Using the material that follows, identify and copy each line with the string "Ersatzteile".

Begin DATASET

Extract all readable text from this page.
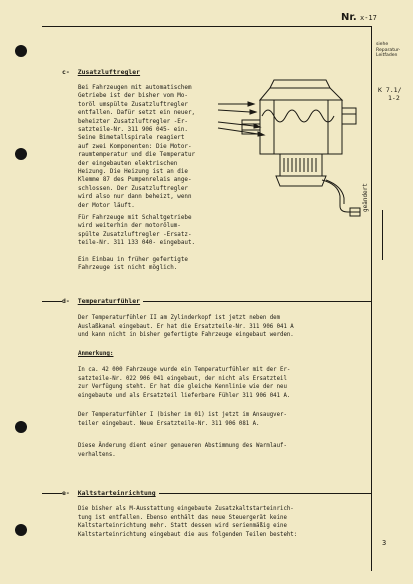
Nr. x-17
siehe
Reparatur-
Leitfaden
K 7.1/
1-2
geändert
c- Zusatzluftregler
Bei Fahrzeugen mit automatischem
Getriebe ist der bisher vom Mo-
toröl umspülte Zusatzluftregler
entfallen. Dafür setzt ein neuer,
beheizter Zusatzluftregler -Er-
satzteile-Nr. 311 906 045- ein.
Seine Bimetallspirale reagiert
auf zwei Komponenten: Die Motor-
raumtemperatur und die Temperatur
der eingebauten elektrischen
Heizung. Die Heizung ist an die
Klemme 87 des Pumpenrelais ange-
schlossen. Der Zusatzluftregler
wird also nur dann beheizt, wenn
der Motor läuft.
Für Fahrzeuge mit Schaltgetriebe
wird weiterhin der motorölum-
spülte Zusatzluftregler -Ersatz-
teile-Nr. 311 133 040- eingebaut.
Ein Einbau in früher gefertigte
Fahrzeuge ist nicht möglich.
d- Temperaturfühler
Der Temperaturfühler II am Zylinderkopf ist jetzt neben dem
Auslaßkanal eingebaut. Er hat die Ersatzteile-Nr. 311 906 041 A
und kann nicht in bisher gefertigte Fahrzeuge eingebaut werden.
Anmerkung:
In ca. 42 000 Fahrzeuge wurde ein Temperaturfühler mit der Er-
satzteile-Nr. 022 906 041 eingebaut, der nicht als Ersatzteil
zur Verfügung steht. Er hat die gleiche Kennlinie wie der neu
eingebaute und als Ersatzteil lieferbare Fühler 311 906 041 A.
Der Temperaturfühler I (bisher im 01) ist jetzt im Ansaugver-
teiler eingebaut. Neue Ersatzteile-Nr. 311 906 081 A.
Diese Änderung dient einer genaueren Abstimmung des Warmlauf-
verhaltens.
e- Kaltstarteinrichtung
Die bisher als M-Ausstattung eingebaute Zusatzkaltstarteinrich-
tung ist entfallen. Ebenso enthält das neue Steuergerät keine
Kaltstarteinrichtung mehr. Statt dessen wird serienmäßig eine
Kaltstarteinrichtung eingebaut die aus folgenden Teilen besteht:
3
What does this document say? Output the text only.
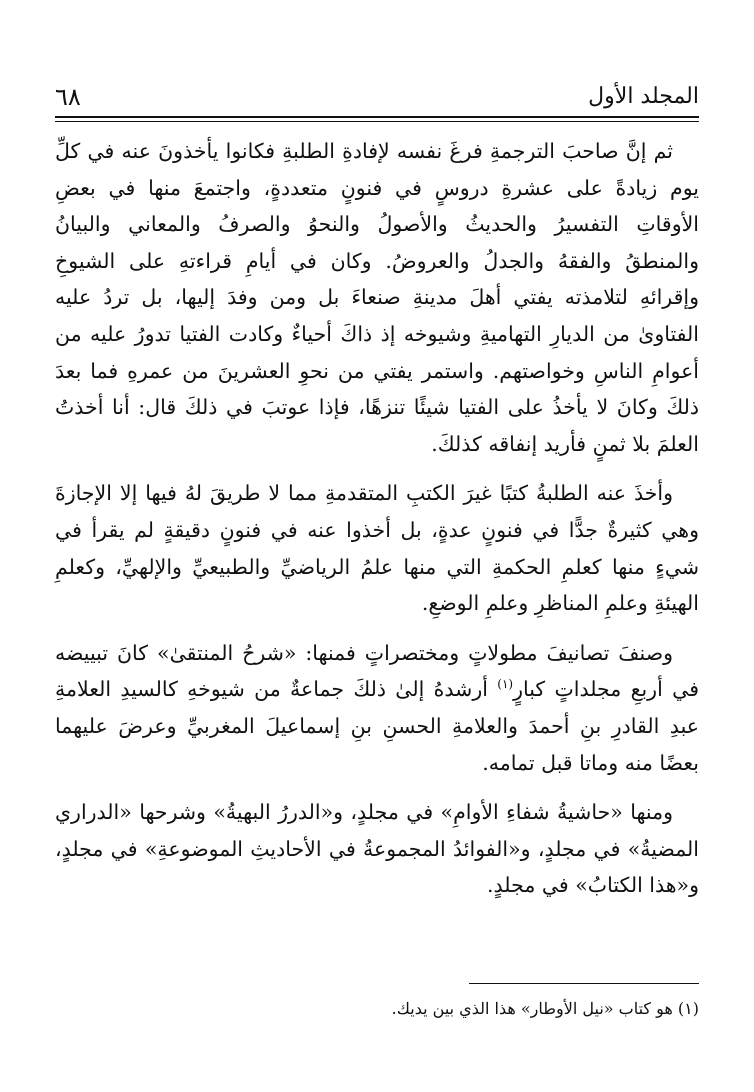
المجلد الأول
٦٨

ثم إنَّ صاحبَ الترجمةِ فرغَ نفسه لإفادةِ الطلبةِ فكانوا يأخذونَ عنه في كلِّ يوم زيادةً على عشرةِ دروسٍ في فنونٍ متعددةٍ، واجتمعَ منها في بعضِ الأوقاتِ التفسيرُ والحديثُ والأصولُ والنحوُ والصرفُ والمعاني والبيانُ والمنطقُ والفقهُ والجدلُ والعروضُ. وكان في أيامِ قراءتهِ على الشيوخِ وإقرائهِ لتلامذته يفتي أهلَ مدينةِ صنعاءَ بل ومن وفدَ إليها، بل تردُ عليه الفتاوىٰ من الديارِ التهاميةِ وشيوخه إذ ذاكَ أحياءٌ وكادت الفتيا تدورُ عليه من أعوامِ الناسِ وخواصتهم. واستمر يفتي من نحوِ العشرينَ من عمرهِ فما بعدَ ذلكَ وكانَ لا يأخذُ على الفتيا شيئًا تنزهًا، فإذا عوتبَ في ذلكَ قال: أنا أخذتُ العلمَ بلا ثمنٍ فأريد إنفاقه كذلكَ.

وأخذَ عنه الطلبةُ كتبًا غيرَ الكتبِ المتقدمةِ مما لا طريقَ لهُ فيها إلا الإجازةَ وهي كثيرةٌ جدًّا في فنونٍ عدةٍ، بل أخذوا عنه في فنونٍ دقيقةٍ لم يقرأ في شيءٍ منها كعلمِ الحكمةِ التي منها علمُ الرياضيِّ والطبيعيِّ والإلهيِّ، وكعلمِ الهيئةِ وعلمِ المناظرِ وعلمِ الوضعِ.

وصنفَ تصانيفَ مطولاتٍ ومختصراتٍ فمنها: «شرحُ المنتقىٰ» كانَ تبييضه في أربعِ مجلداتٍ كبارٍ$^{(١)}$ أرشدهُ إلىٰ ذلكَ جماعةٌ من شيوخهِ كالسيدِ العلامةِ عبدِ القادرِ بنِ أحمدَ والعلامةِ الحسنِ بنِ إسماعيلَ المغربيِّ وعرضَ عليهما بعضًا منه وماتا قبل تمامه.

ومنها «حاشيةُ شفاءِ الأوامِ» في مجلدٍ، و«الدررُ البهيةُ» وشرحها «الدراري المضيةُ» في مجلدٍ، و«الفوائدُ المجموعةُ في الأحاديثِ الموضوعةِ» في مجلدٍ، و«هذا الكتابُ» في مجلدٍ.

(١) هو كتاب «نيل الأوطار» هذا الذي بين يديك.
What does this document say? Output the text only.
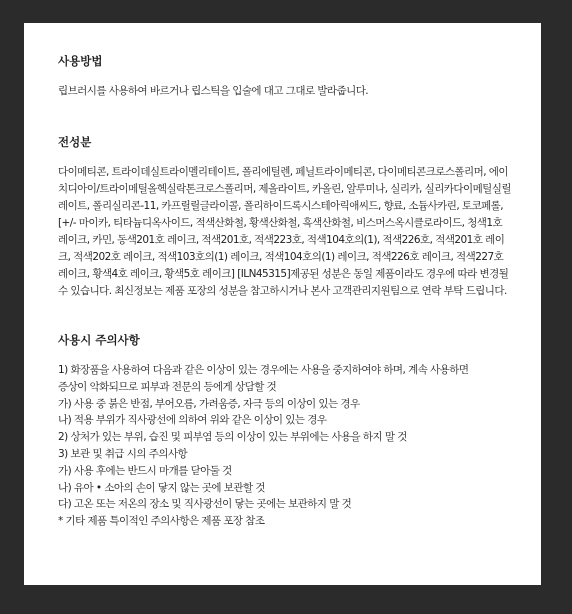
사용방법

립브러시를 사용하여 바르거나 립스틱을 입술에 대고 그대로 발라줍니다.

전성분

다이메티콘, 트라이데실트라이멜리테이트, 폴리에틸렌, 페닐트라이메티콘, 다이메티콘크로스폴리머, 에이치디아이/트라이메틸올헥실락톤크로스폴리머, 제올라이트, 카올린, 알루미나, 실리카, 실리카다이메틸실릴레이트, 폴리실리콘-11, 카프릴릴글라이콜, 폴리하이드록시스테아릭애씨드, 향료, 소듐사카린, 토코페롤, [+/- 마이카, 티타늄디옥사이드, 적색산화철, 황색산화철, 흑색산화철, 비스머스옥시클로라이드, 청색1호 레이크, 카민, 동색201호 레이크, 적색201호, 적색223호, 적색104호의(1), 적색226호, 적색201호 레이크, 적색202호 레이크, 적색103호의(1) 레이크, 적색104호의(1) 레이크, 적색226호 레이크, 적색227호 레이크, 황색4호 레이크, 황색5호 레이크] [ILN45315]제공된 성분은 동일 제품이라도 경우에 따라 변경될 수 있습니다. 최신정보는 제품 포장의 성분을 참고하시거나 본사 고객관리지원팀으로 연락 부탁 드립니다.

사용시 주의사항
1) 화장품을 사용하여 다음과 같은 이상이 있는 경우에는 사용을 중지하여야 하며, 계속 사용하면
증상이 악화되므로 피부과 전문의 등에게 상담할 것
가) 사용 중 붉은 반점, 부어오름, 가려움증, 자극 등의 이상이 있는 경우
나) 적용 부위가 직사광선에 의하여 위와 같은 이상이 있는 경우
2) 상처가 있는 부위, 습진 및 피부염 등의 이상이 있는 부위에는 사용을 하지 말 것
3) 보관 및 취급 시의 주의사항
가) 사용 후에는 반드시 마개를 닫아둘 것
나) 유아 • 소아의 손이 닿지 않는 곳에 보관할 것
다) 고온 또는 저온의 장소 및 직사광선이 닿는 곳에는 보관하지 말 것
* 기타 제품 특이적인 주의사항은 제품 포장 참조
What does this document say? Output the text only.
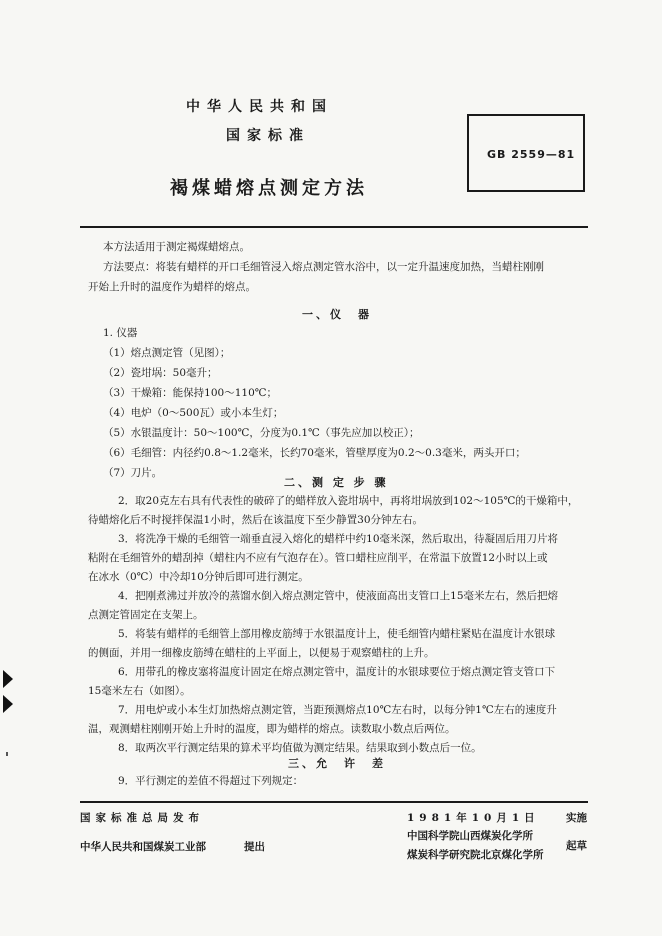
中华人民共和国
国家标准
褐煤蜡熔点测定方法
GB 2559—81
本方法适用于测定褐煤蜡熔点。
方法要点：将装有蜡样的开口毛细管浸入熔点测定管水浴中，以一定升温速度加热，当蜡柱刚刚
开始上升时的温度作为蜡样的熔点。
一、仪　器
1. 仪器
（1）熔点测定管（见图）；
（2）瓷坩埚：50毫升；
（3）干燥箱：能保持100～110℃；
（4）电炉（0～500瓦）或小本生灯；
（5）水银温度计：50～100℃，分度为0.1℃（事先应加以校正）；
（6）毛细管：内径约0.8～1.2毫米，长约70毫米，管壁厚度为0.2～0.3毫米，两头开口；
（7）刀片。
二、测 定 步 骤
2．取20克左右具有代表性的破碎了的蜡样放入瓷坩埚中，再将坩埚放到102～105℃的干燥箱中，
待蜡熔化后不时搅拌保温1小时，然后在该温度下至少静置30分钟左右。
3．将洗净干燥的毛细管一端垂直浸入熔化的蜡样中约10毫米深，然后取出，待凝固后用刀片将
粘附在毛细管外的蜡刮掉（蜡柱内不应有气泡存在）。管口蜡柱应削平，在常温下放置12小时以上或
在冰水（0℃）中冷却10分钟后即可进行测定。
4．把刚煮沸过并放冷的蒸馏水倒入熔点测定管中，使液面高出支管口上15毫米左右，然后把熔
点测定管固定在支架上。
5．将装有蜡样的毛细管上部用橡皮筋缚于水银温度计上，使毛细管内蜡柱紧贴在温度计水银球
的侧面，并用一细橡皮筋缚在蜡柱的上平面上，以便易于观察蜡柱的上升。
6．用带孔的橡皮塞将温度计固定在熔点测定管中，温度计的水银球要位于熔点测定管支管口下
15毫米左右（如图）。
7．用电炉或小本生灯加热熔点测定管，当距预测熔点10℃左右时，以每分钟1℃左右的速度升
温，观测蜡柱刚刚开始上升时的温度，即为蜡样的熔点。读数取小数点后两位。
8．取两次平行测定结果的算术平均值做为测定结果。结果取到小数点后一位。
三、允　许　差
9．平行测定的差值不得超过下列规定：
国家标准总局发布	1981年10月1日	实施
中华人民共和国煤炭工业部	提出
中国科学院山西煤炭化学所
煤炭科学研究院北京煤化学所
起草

End DATASET

*RESULT*.
Auslaßkanal eingebaut. Er hat die Ersatzteile-Nr. 311 906 041 A
teiler eingebaut. Neue Ersatzteile-Nr. 311 906 081 A.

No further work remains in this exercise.